*What the task asks:* Identify and pull out each line of the entries in which "injured" occurs.

# Material provided start

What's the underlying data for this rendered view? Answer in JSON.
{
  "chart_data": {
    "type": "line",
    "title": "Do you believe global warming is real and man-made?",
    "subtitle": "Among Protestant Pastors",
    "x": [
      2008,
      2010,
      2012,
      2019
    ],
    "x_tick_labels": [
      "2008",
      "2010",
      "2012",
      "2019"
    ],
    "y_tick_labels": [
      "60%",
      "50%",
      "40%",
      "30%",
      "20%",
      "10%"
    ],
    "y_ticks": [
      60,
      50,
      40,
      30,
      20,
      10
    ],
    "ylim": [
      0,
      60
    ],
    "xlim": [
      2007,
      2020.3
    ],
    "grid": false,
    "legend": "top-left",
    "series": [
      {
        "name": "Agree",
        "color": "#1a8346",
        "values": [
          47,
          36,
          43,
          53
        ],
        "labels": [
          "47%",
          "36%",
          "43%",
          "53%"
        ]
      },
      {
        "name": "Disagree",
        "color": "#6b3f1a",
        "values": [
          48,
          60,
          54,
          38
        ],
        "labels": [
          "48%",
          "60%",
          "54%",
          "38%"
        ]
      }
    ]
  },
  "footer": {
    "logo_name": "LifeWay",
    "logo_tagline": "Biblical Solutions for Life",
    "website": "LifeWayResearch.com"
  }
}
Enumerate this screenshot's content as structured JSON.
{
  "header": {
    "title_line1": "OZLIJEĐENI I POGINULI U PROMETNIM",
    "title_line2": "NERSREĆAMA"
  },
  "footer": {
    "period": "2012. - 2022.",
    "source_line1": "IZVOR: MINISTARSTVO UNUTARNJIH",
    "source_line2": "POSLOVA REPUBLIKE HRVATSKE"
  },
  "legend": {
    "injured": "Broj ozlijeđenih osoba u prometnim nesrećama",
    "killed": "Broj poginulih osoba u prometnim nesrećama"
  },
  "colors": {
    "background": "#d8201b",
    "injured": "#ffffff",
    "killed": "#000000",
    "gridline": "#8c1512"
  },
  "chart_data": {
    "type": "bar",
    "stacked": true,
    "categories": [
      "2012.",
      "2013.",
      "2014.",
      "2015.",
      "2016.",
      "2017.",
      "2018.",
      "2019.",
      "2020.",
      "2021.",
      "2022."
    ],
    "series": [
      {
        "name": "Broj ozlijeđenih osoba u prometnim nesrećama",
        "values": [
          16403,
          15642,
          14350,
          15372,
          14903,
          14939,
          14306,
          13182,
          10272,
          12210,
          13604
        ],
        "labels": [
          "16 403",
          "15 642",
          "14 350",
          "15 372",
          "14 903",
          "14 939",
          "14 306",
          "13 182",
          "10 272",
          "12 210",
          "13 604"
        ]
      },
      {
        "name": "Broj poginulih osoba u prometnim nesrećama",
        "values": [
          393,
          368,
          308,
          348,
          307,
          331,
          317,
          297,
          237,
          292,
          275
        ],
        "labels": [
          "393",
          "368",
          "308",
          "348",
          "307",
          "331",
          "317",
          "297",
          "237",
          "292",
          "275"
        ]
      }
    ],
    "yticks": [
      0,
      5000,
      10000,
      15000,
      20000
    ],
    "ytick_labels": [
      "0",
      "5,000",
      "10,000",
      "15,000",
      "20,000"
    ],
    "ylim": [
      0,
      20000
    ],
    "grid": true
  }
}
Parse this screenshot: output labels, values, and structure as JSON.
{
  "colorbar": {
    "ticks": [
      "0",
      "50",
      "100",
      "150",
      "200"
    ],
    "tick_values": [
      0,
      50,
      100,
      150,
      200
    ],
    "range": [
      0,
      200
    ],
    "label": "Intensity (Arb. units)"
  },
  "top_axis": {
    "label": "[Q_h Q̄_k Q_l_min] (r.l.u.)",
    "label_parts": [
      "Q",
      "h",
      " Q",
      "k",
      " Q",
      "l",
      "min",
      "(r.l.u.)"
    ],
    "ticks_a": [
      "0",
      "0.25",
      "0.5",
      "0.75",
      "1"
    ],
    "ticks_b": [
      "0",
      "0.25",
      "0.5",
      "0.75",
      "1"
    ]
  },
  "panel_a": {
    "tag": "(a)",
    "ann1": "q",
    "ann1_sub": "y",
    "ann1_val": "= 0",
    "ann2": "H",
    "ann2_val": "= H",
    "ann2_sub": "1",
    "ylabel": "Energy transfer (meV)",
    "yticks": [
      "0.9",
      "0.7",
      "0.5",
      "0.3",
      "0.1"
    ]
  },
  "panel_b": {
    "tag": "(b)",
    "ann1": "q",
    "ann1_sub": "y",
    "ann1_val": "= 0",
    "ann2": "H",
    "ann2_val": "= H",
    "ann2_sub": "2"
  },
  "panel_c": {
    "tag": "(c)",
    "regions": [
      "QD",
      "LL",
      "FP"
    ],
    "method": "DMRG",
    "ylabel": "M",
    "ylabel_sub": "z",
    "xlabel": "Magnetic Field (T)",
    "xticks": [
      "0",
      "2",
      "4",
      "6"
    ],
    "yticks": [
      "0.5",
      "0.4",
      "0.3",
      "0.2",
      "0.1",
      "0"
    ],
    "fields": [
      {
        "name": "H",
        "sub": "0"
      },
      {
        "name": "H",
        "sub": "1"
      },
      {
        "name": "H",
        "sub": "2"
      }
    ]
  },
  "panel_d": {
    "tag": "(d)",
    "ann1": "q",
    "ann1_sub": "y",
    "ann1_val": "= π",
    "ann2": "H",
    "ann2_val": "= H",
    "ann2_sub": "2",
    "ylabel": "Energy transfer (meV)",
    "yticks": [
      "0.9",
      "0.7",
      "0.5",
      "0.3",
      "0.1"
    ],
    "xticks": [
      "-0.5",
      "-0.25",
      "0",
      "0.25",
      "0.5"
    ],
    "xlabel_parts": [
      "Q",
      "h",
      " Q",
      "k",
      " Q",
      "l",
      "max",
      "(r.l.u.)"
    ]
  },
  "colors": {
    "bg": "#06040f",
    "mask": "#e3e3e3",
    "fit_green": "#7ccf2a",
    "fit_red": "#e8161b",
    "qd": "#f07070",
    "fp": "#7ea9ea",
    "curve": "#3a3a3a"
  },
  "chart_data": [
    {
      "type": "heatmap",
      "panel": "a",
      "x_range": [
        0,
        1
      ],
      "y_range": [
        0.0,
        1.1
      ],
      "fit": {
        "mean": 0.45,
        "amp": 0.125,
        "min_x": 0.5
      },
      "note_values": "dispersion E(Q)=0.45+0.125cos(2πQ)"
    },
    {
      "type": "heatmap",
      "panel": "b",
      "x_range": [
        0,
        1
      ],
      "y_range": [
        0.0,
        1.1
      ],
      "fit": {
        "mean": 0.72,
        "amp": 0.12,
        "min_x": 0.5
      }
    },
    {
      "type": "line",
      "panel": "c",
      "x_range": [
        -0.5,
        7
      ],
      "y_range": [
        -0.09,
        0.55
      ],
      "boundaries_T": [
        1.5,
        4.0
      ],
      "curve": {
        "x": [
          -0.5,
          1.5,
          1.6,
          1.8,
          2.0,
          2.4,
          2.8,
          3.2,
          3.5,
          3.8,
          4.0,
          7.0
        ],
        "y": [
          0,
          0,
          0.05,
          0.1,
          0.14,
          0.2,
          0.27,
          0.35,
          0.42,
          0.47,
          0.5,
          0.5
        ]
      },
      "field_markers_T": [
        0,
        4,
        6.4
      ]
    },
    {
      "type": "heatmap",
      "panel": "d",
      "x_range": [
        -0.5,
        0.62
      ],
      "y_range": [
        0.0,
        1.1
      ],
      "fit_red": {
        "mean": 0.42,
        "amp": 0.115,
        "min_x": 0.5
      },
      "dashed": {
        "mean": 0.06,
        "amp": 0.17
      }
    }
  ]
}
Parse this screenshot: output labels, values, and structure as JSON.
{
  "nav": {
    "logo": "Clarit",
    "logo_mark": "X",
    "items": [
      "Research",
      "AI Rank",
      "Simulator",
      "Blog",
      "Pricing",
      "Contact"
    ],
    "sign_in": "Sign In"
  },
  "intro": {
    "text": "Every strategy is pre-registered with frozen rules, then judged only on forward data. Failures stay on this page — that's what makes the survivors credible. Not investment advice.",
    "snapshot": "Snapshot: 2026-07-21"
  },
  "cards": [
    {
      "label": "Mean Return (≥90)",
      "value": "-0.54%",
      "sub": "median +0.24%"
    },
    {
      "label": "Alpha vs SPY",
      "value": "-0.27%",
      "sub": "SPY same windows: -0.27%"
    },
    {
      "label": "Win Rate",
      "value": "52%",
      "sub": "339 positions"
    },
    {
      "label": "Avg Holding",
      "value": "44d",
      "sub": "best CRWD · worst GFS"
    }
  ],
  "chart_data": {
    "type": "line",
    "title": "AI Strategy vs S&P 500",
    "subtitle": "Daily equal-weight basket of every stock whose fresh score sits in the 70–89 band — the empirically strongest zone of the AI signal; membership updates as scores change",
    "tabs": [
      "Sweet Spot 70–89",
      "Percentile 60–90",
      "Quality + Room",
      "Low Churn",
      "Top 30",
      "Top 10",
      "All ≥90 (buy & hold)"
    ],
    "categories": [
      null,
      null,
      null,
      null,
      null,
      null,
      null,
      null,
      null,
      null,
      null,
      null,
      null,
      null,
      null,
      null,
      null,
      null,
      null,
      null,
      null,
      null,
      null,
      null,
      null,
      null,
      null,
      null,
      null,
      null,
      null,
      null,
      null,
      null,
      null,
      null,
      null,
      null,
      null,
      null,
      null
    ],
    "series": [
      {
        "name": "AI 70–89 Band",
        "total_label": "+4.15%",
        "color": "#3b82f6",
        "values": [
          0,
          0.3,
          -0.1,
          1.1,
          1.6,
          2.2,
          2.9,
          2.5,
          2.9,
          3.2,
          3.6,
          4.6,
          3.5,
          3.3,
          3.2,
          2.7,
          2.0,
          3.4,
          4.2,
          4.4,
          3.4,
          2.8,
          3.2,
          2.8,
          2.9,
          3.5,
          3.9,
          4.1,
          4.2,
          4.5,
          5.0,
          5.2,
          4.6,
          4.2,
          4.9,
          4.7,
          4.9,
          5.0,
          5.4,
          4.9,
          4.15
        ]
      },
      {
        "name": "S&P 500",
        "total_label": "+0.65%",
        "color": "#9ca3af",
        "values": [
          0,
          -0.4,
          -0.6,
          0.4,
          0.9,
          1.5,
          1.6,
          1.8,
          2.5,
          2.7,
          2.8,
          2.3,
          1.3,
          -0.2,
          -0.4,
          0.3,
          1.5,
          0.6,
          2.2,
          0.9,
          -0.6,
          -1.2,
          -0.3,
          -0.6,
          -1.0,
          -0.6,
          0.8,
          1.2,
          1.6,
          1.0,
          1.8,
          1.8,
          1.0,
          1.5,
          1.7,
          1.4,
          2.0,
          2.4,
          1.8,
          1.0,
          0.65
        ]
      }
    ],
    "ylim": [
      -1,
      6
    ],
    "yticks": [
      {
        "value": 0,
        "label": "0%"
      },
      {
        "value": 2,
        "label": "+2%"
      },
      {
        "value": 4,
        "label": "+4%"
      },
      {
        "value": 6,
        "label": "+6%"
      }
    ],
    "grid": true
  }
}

# Material provided end

*Response to the task:*
    "injured": "Broj ozlijeđenih osoba u prometnim nesrećama",
    "injured": "#ffffff",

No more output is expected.